List all lines in the material below that contain "employees".
--- Start of Dataset rows ---
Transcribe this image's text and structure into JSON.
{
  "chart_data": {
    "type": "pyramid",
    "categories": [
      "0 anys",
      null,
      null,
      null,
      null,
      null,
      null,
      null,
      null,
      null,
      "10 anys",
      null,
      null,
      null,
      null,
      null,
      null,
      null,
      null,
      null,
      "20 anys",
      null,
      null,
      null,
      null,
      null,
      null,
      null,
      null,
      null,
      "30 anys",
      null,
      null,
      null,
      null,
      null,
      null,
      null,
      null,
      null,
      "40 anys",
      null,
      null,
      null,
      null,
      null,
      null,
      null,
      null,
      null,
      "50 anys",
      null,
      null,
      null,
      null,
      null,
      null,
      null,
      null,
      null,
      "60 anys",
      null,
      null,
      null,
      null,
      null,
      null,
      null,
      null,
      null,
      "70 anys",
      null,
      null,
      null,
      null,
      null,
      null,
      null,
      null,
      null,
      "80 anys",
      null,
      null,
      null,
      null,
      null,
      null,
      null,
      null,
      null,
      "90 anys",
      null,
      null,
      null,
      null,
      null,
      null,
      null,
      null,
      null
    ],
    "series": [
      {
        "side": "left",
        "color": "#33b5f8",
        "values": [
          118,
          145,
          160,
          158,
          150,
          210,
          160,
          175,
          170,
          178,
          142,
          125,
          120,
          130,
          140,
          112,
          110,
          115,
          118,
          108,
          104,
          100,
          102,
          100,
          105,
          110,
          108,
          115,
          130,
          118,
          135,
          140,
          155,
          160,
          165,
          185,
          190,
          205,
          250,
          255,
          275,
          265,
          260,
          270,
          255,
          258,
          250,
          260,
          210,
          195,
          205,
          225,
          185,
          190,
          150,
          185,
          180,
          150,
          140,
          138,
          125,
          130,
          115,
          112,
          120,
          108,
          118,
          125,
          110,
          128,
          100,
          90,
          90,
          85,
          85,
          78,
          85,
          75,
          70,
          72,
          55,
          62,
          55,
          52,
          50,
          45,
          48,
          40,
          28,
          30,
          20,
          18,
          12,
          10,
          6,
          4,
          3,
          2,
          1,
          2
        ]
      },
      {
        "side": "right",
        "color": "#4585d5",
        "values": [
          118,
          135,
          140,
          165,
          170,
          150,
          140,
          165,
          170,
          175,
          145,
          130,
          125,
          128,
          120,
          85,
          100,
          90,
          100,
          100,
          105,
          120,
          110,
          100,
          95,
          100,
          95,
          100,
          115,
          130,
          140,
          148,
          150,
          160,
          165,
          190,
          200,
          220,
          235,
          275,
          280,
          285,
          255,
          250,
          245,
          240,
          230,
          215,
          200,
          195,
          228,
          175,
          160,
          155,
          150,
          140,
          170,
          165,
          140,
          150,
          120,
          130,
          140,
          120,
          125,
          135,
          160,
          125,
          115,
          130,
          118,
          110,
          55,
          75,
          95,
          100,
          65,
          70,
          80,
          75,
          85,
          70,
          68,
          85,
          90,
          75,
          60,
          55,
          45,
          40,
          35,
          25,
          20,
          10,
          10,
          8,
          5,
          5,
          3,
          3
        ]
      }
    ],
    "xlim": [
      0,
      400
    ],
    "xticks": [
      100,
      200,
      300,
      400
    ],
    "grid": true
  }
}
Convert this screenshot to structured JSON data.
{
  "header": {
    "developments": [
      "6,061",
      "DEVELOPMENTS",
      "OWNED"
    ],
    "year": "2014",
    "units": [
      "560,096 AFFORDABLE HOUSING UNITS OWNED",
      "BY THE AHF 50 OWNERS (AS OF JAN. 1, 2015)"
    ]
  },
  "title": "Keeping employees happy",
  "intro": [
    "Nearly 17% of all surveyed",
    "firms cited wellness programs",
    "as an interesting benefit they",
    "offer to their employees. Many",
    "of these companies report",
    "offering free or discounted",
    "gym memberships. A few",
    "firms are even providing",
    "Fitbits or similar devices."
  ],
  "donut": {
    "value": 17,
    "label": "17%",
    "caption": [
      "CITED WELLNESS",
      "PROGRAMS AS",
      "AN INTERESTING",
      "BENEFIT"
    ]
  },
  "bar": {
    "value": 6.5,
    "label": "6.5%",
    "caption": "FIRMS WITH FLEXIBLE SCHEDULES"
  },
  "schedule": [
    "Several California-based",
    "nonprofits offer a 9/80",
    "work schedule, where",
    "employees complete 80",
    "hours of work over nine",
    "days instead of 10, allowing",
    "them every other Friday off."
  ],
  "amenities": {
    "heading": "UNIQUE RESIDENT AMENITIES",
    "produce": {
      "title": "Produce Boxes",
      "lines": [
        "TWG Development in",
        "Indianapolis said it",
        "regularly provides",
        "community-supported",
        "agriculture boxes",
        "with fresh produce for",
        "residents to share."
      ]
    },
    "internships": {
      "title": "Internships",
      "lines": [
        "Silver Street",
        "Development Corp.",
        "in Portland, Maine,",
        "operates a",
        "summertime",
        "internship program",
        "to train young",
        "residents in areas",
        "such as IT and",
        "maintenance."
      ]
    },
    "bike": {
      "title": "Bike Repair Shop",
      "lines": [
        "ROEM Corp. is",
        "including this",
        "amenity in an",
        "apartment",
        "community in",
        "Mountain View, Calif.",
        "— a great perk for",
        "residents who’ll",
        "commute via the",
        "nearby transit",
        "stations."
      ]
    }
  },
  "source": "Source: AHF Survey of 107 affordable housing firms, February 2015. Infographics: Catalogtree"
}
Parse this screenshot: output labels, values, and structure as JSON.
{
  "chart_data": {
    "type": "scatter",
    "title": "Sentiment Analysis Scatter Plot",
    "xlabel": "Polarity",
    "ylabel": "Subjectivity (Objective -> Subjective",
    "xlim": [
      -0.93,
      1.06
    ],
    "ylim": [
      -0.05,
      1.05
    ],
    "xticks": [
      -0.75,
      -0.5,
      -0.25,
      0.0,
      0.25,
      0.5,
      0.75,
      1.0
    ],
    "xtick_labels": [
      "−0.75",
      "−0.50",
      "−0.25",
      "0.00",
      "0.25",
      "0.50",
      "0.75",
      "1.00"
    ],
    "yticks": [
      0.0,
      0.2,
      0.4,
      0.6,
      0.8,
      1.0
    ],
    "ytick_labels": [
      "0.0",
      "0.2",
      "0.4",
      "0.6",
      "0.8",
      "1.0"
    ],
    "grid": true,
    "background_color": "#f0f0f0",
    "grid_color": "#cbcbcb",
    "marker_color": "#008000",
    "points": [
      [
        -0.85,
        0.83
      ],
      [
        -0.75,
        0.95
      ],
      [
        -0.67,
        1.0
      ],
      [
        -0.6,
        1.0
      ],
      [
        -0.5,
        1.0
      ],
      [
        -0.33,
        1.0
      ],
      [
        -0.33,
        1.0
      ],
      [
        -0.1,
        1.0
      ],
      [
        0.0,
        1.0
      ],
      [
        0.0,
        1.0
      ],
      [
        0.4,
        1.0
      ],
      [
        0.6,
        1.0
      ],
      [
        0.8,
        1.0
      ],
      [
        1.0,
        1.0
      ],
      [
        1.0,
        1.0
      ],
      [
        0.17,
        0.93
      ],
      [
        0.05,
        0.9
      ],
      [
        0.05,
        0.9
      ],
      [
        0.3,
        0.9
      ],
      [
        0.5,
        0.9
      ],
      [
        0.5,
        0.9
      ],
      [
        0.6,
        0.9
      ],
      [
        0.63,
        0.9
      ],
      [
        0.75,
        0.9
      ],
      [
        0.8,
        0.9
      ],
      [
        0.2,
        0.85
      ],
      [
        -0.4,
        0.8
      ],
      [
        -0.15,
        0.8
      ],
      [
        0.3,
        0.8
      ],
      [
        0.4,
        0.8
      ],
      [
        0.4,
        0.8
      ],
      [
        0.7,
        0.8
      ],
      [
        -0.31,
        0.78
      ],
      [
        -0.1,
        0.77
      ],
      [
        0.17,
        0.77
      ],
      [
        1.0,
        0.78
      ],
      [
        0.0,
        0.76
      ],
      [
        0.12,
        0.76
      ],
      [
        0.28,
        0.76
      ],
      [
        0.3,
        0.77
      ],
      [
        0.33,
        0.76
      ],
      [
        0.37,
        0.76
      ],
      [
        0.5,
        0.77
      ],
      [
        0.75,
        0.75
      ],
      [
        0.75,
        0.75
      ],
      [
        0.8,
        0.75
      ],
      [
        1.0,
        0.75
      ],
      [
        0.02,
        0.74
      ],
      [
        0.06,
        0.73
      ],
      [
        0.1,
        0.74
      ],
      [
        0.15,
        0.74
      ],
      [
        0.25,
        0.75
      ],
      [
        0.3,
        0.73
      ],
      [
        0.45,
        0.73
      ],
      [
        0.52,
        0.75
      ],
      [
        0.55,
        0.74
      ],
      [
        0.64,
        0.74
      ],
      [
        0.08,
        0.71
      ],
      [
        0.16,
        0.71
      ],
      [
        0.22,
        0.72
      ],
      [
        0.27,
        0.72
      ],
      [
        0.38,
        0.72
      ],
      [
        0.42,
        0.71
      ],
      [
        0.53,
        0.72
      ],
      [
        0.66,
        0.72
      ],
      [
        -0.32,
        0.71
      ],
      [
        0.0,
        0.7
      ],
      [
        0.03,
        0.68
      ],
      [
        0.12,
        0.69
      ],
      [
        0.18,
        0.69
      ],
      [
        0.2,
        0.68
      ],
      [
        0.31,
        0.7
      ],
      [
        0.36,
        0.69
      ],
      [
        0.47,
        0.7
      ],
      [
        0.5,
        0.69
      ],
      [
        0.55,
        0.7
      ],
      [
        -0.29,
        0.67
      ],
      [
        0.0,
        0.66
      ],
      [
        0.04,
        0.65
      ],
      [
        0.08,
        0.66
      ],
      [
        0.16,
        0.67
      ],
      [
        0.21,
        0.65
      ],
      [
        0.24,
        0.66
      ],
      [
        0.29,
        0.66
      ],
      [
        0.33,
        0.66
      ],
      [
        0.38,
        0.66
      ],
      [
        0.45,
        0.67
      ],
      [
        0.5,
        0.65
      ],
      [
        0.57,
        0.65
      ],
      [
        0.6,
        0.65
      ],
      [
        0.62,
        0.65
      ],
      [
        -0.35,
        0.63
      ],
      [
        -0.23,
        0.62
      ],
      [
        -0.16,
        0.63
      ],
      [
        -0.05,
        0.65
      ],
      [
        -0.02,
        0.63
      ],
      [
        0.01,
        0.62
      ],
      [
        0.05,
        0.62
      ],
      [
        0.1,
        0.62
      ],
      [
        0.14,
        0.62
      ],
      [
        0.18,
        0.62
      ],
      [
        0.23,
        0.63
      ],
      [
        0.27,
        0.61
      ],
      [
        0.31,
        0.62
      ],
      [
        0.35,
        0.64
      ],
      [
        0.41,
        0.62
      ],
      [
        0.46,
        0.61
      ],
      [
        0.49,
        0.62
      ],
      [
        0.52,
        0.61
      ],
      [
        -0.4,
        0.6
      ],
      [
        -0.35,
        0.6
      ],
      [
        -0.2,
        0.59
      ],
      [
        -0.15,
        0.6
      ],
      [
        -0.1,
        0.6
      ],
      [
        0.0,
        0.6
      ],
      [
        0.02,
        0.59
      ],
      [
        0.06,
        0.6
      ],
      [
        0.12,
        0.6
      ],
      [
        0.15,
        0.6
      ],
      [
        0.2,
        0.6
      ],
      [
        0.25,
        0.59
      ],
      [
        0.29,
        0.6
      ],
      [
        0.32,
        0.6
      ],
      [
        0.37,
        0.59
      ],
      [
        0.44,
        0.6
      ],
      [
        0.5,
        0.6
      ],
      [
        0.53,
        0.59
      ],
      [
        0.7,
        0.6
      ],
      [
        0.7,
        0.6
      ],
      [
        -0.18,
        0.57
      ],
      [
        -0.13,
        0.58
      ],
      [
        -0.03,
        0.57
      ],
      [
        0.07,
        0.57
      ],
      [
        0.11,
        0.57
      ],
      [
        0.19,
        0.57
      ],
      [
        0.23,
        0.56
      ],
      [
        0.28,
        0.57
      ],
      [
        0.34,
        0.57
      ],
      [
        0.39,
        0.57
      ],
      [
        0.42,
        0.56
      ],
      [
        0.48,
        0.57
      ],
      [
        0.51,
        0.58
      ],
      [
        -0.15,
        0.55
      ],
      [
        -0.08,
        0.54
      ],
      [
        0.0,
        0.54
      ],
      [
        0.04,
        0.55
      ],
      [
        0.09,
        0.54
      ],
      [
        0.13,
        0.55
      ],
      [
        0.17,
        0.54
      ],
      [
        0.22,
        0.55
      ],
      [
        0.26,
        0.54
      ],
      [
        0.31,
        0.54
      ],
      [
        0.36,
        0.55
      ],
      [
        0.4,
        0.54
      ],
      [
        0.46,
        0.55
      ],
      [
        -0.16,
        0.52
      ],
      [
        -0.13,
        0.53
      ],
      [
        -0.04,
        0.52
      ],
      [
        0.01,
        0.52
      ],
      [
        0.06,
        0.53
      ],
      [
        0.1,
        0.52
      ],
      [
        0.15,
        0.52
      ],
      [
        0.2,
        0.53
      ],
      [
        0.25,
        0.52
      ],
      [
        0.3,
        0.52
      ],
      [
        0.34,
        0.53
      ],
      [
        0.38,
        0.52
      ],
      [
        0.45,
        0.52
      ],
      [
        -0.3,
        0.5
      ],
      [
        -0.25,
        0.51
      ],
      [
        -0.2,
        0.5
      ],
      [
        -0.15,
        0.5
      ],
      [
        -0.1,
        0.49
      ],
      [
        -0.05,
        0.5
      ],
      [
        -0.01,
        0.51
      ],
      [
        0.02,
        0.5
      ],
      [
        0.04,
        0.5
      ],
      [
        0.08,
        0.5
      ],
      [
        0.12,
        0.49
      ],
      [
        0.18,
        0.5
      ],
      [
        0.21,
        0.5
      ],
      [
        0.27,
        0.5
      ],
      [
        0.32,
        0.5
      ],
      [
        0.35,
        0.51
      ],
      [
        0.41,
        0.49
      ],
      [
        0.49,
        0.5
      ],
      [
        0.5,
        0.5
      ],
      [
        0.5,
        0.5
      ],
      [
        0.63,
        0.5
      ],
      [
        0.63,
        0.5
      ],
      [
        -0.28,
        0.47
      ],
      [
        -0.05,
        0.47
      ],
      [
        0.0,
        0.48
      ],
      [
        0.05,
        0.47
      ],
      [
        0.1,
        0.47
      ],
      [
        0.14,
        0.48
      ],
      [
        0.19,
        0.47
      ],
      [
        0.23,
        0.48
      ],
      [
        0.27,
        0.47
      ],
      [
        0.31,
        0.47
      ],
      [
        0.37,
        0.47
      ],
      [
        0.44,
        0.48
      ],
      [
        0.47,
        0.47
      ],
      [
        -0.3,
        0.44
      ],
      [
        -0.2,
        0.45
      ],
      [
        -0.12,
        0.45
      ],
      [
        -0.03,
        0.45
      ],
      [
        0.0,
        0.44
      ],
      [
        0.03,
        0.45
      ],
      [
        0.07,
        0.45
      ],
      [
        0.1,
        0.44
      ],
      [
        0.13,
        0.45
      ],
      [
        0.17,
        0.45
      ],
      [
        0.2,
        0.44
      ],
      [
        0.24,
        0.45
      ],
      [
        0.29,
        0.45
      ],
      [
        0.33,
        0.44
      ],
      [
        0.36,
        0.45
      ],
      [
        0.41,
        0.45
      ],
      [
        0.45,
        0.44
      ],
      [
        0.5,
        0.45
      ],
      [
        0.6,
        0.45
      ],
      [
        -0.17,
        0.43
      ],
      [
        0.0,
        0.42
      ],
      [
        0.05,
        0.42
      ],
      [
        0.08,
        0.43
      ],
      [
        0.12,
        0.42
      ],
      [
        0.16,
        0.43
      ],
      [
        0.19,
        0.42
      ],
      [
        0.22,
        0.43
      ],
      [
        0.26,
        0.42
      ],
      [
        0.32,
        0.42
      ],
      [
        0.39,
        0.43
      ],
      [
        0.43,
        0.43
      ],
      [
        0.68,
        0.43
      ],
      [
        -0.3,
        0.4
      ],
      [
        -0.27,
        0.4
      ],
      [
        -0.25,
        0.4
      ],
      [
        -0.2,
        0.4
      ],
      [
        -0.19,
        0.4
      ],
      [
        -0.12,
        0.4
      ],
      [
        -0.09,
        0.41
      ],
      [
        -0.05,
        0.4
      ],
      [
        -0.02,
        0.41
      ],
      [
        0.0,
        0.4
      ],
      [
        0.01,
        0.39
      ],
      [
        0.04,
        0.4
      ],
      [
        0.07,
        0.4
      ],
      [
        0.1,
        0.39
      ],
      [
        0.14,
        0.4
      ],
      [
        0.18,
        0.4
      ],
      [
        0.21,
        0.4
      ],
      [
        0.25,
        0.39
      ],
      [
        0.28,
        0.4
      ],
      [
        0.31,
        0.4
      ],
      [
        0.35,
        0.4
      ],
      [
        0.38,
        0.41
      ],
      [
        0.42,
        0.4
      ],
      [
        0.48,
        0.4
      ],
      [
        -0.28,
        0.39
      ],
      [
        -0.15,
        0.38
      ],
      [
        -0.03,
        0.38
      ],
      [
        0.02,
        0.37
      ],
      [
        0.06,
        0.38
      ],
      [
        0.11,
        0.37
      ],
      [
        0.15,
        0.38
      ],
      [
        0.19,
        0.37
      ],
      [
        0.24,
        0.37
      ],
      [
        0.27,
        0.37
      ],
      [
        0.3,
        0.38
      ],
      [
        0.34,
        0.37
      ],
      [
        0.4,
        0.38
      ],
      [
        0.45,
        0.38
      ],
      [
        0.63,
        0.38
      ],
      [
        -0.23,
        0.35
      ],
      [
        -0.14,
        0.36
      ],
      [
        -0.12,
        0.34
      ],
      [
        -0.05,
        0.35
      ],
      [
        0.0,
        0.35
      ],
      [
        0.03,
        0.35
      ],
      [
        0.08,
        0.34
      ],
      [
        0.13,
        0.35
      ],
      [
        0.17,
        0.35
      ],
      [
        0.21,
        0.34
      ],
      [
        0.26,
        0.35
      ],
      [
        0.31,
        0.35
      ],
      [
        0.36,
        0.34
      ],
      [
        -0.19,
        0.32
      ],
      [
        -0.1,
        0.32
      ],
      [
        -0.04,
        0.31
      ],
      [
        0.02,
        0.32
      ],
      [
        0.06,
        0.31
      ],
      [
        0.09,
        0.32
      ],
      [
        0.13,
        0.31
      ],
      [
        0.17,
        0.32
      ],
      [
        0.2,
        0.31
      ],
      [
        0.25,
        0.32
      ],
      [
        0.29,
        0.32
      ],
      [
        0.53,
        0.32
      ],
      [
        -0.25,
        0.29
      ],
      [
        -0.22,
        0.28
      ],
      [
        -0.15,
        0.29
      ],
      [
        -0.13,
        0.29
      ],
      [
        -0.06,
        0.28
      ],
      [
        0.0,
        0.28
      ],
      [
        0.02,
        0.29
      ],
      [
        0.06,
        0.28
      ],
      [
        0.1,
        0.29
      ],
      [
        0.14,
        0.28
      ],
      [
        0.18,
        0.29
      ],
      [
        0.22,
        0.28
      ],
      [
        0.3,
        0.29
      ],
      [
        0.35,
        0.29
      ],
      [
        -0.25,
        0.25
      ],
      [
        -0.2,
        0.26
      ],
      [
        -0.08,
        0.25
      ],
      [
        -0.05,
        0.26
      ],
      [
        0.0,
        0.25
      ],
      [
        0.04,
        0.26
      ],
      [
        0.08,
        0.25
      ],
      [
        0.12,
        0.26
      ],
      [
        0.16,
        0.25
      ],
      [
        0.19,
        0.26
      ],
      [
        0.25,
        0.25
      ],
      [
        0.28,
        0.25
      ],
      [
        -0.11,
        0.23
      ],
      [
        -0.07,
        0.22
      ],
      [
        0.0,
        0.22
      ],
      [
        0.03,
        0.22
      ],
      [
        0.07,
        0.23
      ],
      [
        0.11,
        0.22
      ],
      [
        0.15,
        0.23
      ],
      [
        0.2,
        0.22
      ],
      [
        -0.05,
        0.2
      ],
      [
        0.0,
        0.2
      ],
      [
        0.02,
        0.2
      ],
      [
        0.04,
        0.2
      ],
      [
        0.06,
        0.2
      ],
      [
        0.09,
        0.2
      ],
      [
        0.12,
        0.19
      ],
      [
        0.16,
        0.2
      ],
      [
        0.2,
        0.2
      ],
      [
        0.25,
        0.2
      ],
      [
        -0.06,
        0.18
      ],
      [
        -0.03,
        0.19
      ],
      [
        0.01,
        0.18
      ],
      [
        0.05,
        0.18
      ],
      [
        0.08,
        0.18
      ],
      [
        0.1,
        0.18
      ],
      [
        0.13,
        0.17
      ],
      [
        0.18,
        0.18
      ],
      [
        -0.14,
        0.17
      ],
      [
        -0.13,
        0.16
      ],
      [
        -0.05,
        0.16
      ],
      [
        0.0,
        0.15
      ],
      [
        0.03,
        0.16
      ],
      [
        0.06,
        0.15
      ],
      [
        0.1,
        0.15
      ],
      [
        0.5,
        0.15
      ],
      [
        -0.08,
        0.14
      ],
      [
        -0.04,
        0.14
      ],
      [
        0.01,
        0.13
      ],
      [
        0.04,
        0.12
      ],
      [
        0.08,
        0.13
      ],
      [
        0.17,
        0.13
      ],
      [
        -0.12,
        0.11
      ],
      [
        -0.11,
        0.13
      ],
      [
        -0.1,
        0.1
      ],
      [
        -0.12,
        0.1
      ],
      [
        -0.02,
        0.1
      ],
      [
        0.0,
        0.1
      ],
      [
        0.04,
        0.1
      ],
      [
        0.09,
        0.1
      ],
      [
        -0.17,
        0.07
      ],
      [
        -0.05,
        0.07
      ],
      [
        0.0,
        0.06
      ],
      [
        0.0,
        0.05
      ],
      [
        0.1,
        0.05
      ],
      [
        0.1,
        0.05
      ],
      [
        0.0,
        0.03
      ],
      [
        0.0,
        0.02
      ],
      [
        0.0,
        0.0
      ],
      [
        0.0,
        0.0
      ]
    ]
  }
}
--- End of Dataset rows ---
» **Result of the exercise**:
  "title": "Keeping employees happy",
    "offer to their employees. Many",
    "employees complete 80",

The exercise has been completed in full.